--- START OF Dataset content ---

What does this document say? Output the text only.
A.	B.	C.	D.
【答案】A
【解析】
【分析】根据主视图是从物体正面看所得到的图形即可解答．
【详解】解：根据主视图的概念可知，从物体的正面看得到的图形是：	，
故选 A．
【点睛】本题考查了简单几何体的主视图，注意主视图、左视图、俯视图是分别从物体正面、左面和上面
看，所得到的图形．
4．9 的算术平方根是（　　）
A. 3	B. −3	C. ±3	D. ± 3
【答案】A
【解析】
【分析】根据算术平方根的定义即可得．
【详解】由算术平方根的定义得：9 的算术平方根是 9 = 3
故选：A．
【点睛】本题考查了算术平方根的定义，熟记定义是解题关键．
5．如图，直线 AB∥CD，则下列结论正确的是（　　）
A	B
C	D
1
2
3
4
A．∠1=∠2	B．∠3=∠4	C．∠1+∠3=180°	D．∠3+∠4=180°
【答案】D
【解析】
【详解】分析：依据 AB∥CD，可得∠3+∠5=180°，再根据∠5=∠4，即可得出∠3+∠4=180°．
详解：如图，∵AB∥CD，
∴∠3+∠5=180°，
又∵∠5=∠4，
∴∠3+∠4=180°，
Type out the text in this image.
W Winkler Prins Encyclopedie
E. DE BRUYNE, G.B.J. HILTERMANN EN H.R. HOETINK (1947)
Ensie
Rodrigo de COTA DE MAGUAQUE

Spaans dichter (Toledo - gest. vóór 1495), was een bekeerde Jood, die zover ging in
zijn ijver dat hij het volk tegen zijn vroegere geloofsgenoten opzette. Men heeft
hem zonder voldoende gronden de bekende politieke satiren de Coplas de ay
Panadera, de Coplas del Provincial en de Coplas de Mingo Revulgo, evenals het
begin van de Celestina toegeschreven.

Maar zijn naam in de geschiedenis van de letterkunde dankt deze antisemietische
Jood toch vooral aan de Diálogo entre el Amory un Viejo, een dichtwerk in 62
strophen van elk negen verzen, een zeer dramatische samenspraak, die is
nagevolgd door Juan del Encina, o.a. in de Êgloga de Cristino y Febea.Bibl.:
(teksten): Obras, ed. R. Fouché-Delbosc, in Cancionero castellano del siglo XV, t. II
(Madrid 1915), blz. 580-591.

--- END OF Dataset content ---

§ **Exercise**
Reproduce each record shown above without altering a single word.

§ **Written answer**
What does this document say? Output the text only.
A.	B.	C.	D.
【答案】A
【解析】
【分析】根据主视图是从物体正面看所得到的图形即可解答．
【详解】解：根据主视图的概念可知，从物体的正面看得到的图形是：	，
故选 A．
【点睛】本题考查了简单几何体的主视图，注意主视图、左视图、俯视图是分别从物体正面、左面和上面
看，所得到的图形．
4．9 的算术平方根是（　　）
A. 3	B. −3	C. ±3	D. ± 3
【答案】A
【解析】
【分析】根据算术平方根的定义即可得．
【详解】由算术平方根的定义得：9 的算术平方根是 9 = 3
故选：A．
【点睛】本题考查了算术平方根的定义，熟记定义是解题关键．
5．如图，直线 AB∥CD，则下列结论正确的是（　　）
A	B
C	D
1
2
3
4
A．∠1=∠2	B．∠3=∠4	C．∠1+∠3=180°	D．∠3+∠4=180°
【答案】D
【解析】
【详解】分析：依据 AB∥CD，可得∠3+∠5=180°，再根据∠5=∠4，即可得出∠3+∠4=180°．
详解：如图，∵AB∥CD，
∴∠3+∠5=180°，
又∵∠5=∠4，
∴∠3+∠4=180°，
Type out the text in this image.
W Winkler Prins Encyclopedie
E. DE BRUYNE, G.B.J. HILTERMANN EN H.R. HOETINK (1947)
Ensie
Rodrigo de COTA DE MAGUAQUE

Spaans dichter (Toledo - gest. vóór 1495), was een bekeerde Jood, die zover ging in
zijn ijver dat hij het volk tegen zijn vroegere geloofsgenoten opzette. Men heeft
hem zonder voldoende gronden de bekende politieke satiren de Coplas de ay
Panadera, de Coplas del Provincial en de Coplas de Mingo Revulgo, evenals het
begin van de Celestina toegeschreven.

Maar zijn naam in de geschiedenis van de letterkunde dankt deze antisemietische
Jood toch vooral aan de Diálogo entre el Amory un Viejo, een dichtwerk in 62
strophen van elk negen verzen, een zeer dramatische samenspraak, die is
nagevolgd door Juan del Encina, o.a. in de Êgloga de Cristino y Febea.Bibl.:
(teksten): Obras, ed. R. Fouché-Delbosc, in Cancionero castellano del siglo XV, t. II
(Madrid 1915), blz. 580-591.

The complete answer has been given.